What is required
Return every record below exactly as written, omitting any pictures.
-- Begin Working data --
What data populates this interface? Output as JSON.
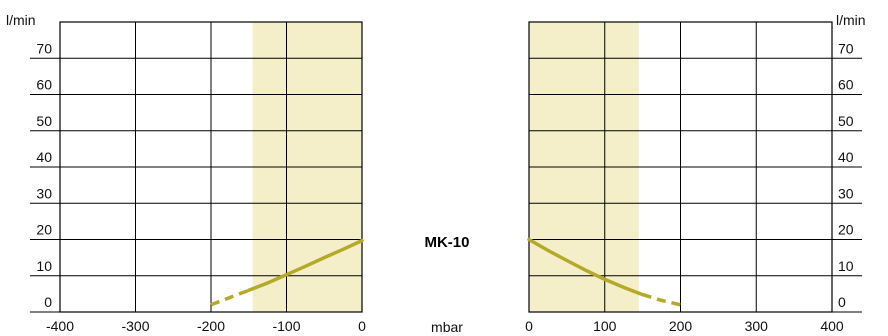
{
  "chart_data": [
    {
      "type": "line",
      "panel": "vacuum",
      "xlabel": "",
      "ylabel": "l/min",
      "xlim": [
        -400,
        0
      ],
      "ylim": [
        0,
        80
      ],
      "xticks": [
        -400,
        -300,
        -200,
        -100,
        0
      ],
      "yticks": [
        0,
        10,
        20,
        30,
        40,
        50,
        60,
        70
      ],
      "ytick_labels": [
        "0",
        "10",
        "20",
        "30",
        "40",
        "50",
        "60",
        "70"
      ],
      "xtick_labels": [
        "-400",
        "-300",
        "-200",
        "-100",
        "0"
      ],
      "grid": true,
      "shaded_range": [
        -145,
        0
      ],
      "series": [
        {
          "x": [
            -200,
            -175,
            -150,
            -125,
            -100,
            -75,
            -50,
            -25,
            0
          ],
          "y": [
            2,
            4,
            6,
            8,
            10.3,
            12.6,
            15,
            17.3,
            19.7
          ],
          "solid_range": [
            -150,
            0
          ],
          "dashed_range": [
            -200,
            -150
          ]
        }
      ]
    },
    {
      "type": "line",
      "panel": "pressure",
      "xlabel": "",
      "ylabel": "l/min",
      "xlim": [
        0,
        400
      ],
      "ylim": [
        0,
        80
      ],
      "xticks": [
        0,
        100,
        200,
        300,
        400
      ],
      "yticks": [
        0,
        10,
        20,
        30,
        40,
        50,
        60,
        70
      ],
      "ytick_labels": [
        "0",
        "10",
        "20",
        "30",
        "40",
        "50",
        "60",
        "70"
      ],
      "xtick_labels": [
        "0",
        "100",
        "200",
        "300",
        "400"
      ],
      "grid": true,
      "shaded_range": [
        0,
        145
      ],
      "series": [
        {
          "x": [
            0,
            25,
            50,
            75,
            100,
            125,
            150,
            175,
            200
          ],
          "y": [
            20,
            17,
            14.2,
            11.5,
            9,
            6.8,
            4.8,
            3.2,
            2
          ],
          "solid_range": [
            0,
            150
          ],
          "dashed_range": [
            150,
            200
          ]
        }
      ]
    }
  ],
  "labels": {
    "model": "MK-10",
    "pressure_unit": "mbar",
    "flow_unit_left": "l/min",
    "flow_unit_right": "l/min"
  },
  "colors": {
    "curve": "#b5a92a",
    "shade": "#f4efc8",
    "grid": "#000000"
  }
}
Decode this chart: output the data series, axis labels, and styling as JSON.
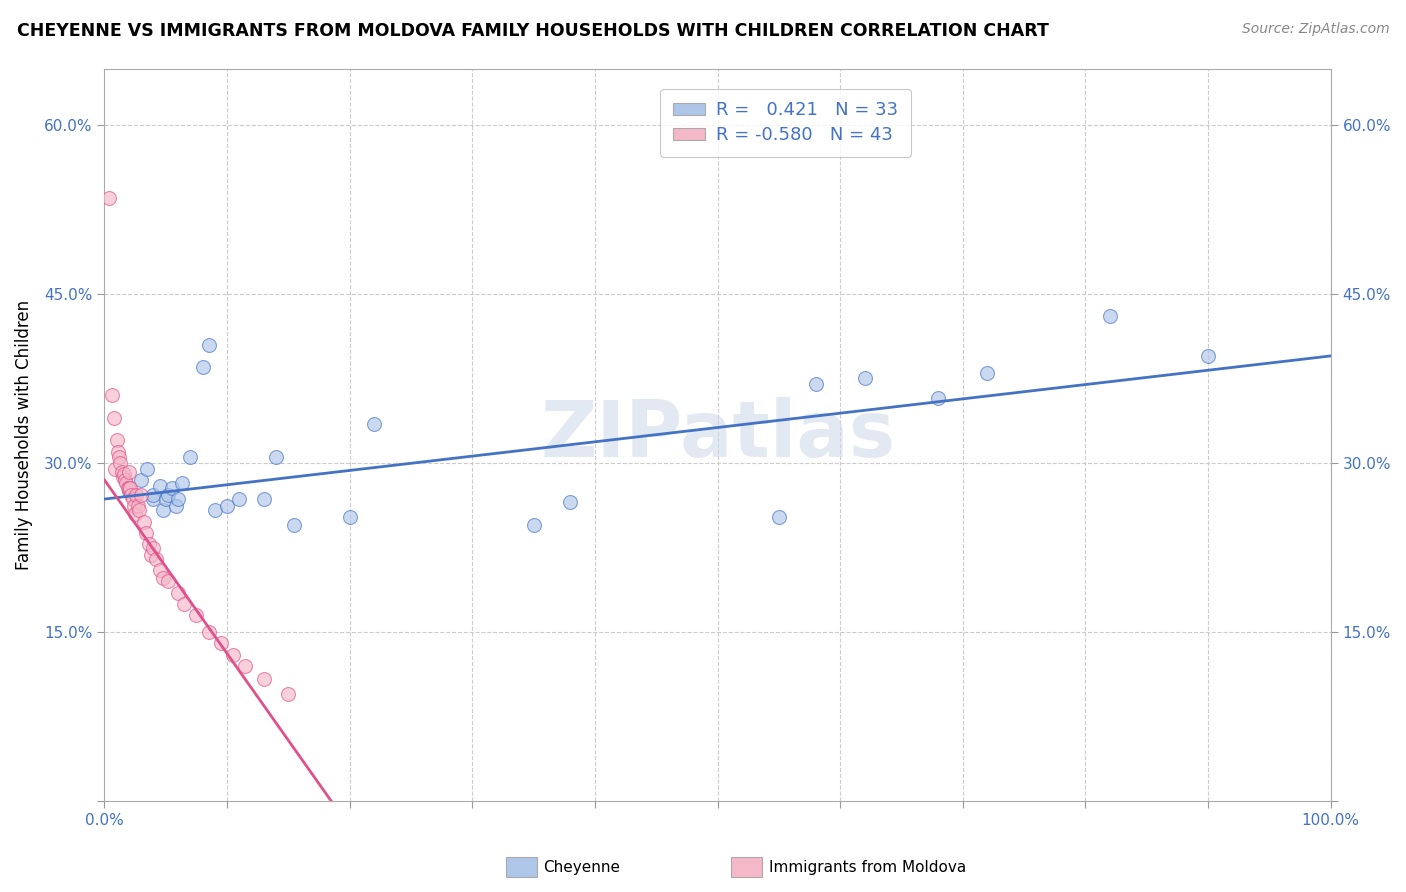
{
  "title": "CHEYENNE VS IMMIGRANTS FROM MOLDOVA FAMILY HOUSEHOLDS WITH CHILDREN CORRELATION CHART",
  "source": "Source: ZipAtlas.com",
  "ylabel": "Family Households with Children",
  "xlim": [
    0.0,
    1.0
  ],
  "ylim": [
    0.0,
    0.65
  ],
  "xticks": [
    0.0,
    0.1,
    0.2,
    0.3,
    0.4,
    0.5,
    0.6,
    0.7,
    0.8,
    0.9,
    1.0
  ],
  "yticks": [
    0.0,
    0.15,
    0.3,
    0.45,
    0.6
  ],
  "ytick_labels": [
    "",
    "15.0%",
    "30.0%",
    "45.0%",
    "60.0%"
  ],
  "xtick_labels": [
    "0.0%",
    "",
    "",
    "",
    "",
    "",
    "",
    "",
    "",
    "",
    "100.0%"
  ],
  "grid_color": "#cccccc",
  "watermark": "ZIPatlas",
  "cheyenne_color": "#aec6e8",
  "moldova_color": "#f4b8c8",
  "trendline_blue": "#4472c4",
  "trendline_pink": "#e0508a",
  "cheyenne_scatter_x": [
    0.02,
    0.03,
    0.035,
    0.04,
    0.04,
    0.045,
    0.048,
    0.05,
    0.052,
    0.055,
    0.058,
    0.06,
    0.063,
    0.07,
    0.08,
    0.085,
    0.09,
    0.1,
    0.11,
    0.13,
    0.14,
    0.155,
    0.2,
    0.22,
    0.35,
    0.38,
    0.55,
    0.58,
    0.62,
    0.68,
    0.72,
    0.82,
    0.9
  ],
  "cheyenne_scatter_y": [
    0.275,
    0.285,
    0.295,
    0.268,
    0.272,
    0.28,
    0.258,
    0.268,
    0.272,
    0.278,
    0.262,
    0.268,
    0.282,
    0.305,
    0.385,
    0.405,
    0.258,
    0.262,
    0.268,
    0.268,
    0.305,
    0.245,
    0.252,
    0.335,
    0.245,
    0.265,
    0.252,
    0.37,
    0.375,
    0.358,
    0.38,
    0.43,
    0.395
  ],
  "moldova_scatter_x": [
    0.004,
    0.006,
    0.008,
    0.009,
    0.01,
    0.011,
    0.012,
    0.013,
    0.014,
    0.015,
    0.016,
    0.017,
    0.018,
    0.019,
    0.02,
    0.02,
    0.021,
    0.022,
    0.023,
    0.024,
    0.025,
    0.026,
    0.027,
    0.028,
    0.03,
    0.032,
    0.034,
    0.036,
    0.038,
    0.04,
    0.042,
    0.045,
    0.048,
    0.052,
    0.06,
    0.065,
    0.075,
    0.085,
    0.095,
    0.105,
    0.115,
    0.13,
    0.15
  ],
  "moldova_scatter_y": [
    0.535,
    0.36,
    0.34,
    0.295,
    0.32,
    0.31,
    0.305,
    0.3,
    0.292,
    0.288,
    0.29,
    0.285,
    0.282,
    0.278,
    0.292,
    0.278,
    0.278,
    0.272,
    0.268,
    0.262,
    0.255,
    0.272,
    0.262,
    0.258,
    0.272,
    0.248,
    0.238,
    0.228,
    0.218,
    0.225,
    0.215,
    0.205,
    0.198,
    0.195,
    0.185,
    0.175,
    0.165,
    0.15,
    0.14,
    0.13,
    0.12,
    0.108,
    0.095
  ],
  "blue_trend_x": [
    0.0,
    1.0
  ],
  "blue_trend_y": [
    0.268,
    0.395
  ],
  "pink_trend_x": [
    0.0,
    0.185
  ],
  "pink_trend_y": [
    0.285,
    0.0
  ],
  "dot_size": 100,
  "dot_alpha": 0.65,
  "dot_linewidth": 0.8
}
-- End Working data --
Solution for this exercise
What data populates this interface? Output as JSON.
{
  "chart_data": [
    {
      "type": "line",
      "panel": "vacuum",
      "xlabel": "",
      "ylabel": "l/min",
      "xlim": [
        -400,
        0
      ],
      "ylim": [
        0,
        80
      ],
      "xticks": [
        -400,
        -300,
        -200,
        -100,
        0
      ],
      "yticks": [
        0,
        10,
        20,
        30,
        40,
        50,
        60,
        70
      ],
      "ytick_labels": [
        "0",
        "10",
        "20",
        "30",
        "40",
        "50",
        "60",
        "70"
      ],
      "xtick_labels": [
        "-400",
        "-300",
        "-200",
        "-100",
        "0"
      ],
      "grid": true,
      "shaded_range": [
        -145,
        0
      ],
      "series": [
        {
          "x": [
            -200,
            -175,
            -150,
            -125,
            -100,
            -75,
            -50,
            -25,
            0
          ],
          "y": [
            2,
            4,
            6,
            8,
            10.3,
            12.6,
            15,
            17.3,
            19.7
          ],
          "solid_range": [
            -150,
            0
          ],
          "dashed_range": [
            -200,
            -150
          ]
        }
      ]
    },
    {
      "type": "line",
      "panel": "pressure",
      "xlabel": "",
      "ylabel": "l/min",
      "xlim": [
        0,
        400
      ],
      "ylim": [
        0,
        80
      ],
      "xticks": [
        0,
        100,
        200,
        300,
        400
      ],
      "yticks": [
        0,
        10,
        20,
        30,
        40,
        50,
        60,
        70
      ],
      "ytick_labels": [
        "0",
        "10",
        "20",
        "30",
        "40",
        "50",
        "60",
        "70"
      ],
      "xtick_labels": [
        "0",
        "100",
        "200",
        "300",
        "400"
      ],
      "grid": true,
      "shaded_range": [
        0,
        145
      ],
      "series": [
        {
          "x": [
            0,
            25,
            50,
            75,
            100,
            125,
            150,
            175,
            200
          ],
          "y": [
            20,
            17,
            14.2,
            11.5,
            9,
            6.8,
            4.8,
            3.2,
            2
          ],
          "solid_range": [
            0,
            150
          ],
          "dashed_range": [
            150,
            200
          ]
        }
      ]
    }
  ],
  "labels": {
    "model": "MK-10",
    "pressure_unit": "mbar",
    "flow_unit_left": "l/min",
    "flow_unit_right": "l/min"
  },
  "colors": {
    "curve": "#b5a92a",
    "shade": "#f4efc8",
    "grid": "#000000"
  }
}
Decode this chart: output the data series, axis labels, and styling as JSON.
{
  "title": "CHEYENNE VS IMMIGRANTS FROM MOLDOVA FAMILY HOUSEHOLDS WITH CHILDREN CORRELATION CHART",
  "source": "Source: ZipAtlas.com",
  "ylabel": "Family Households with Children",
  "xlim": [
    0.0,
    1.0
  ],
  "ylim": [
    0.0,
    0.65
  ],
  "xticks": [
    0.0,
    0.1,
    0.2,
    0.3,
    0.4,
    0.5,
    0.6,
    0.7,
    0.8,
    0.9,
    1.0
  ],
  "yticks": [
    0.0,
    0.15,
    0.3,
    0.45,
    0.6
  ],
  "ytick_labels": [
    "",
    "15.0%",
    "30.0%",
    "45.0%",
    "60.0%"
  ],
  "xtick_labels": [
    "0.0%",
    "",
    "",
    "",
    "",
    "",
    "",
    "",
    "",
    "",
    "100.0%"
  ],
  "grid_color": "#cccccc",
  "watermark": "ZIPatlas",
  "cheyenne_color": "#aec6e8",
  "moldova_color": "#f4b8c8",
  "trendline_blue": "#4472c4",
  "trendline_pink": "#e0508a",
  "cheyenne_scatter_x": [
    0.02,
    0.03,
    0.035,
    0.04,
    0.04,
    0.045,
    0.048,
    0.05,
    0.052,
    0.055,
    0.058,
    0.06,
    0.063,
    0.07,
    0.08,
    0.085,
    0.09,
    0.1,
    0.11,
    0.13,
    0.14,
    0.155,
    0.2,
    0.22,
    0.35,
    0.38,
    0.55,
    0.58,
    0.62,
    0.68,
    0.72,
    0.82,
    0.9
  ],
  "cheyenne_scatter_y": [
    0.275,
    0.285,
    0.295,
    0.268,
    0.272,
    0.28,
    0.258,
    0.268,
    0.272,
    0.278,
    0.262,
    0.268,
    0.282,
    0.305,
    0.385,
    0.405,
    0.258,
    0.262,
    0.268,
    0.268,
    0.305,
    0.245,
    0.252,
    0.335,
    0.245,
    0.265,
    0.252,
    0.37,
    0.375,
    0.358,
    0.38,
    0.43,
    0.395
  ],
  "moldova_scatter_x": [
    0.004,
    0.006,
    0.008,
    0.009,
    0.01,
    0.011,
    0.012,
    0.013,
    0.014,
    0.015,
    0.016,
    0.017,
    0.018,
    0.019,
    0.02,
    0.02,
    0.021,
    0.022,
    0.023,
    0.024,
    0.025,
    0.026,
    0.027,
    0.028,
    0.03,
    0.032,
    0.034,
    0.036,
    0.038,
    0.04,
    0.042,
    0.045,
    0.048,
    0.052,
    0.06,
    0.065,
    0.075,
    0.085,
    0.095,
    0.105,
    0.115,
    0.13,
    0.15
  ],
  "moldova_scatter_y": [
    0.535,
    0.36,
    0.34,
    0.295,
    0.32,
    0.31,
    0.305,
    0.3,
    0.292,
    0.288,
    0.29,
    0.285,
    0.282,
    0.278,
    0.292,
    0.278,
    0.278,
    0.272,
    0.268,
    0.262,
    0.255,
    0.272,
    0.262,
    0.258,
    0.272,
    0.248,
    0.238,
    0.228,
    0.218,
    0.225,
    0.215,
    0.205,
    0.198,
    0.195,
    0.185,
    0.175,
    0.165,
    0.15,
    0.14,
    0.13,
    0.12,
    0.108,
    0.095
  ],
  "blue_trend_x": [
    0.0,
    1.0
  ],
  "blue_trend_y": [
    0.268,
    0.395
  ],
  "pink_trend_x": [
    0.0,
    0.185
  ],
  "pink_trend_y": [
    0.285,
    0.0
  ],
  "dot_size": 100,
  "dot_alpha": 0.65,
  "dot_linewidth": 0.8
}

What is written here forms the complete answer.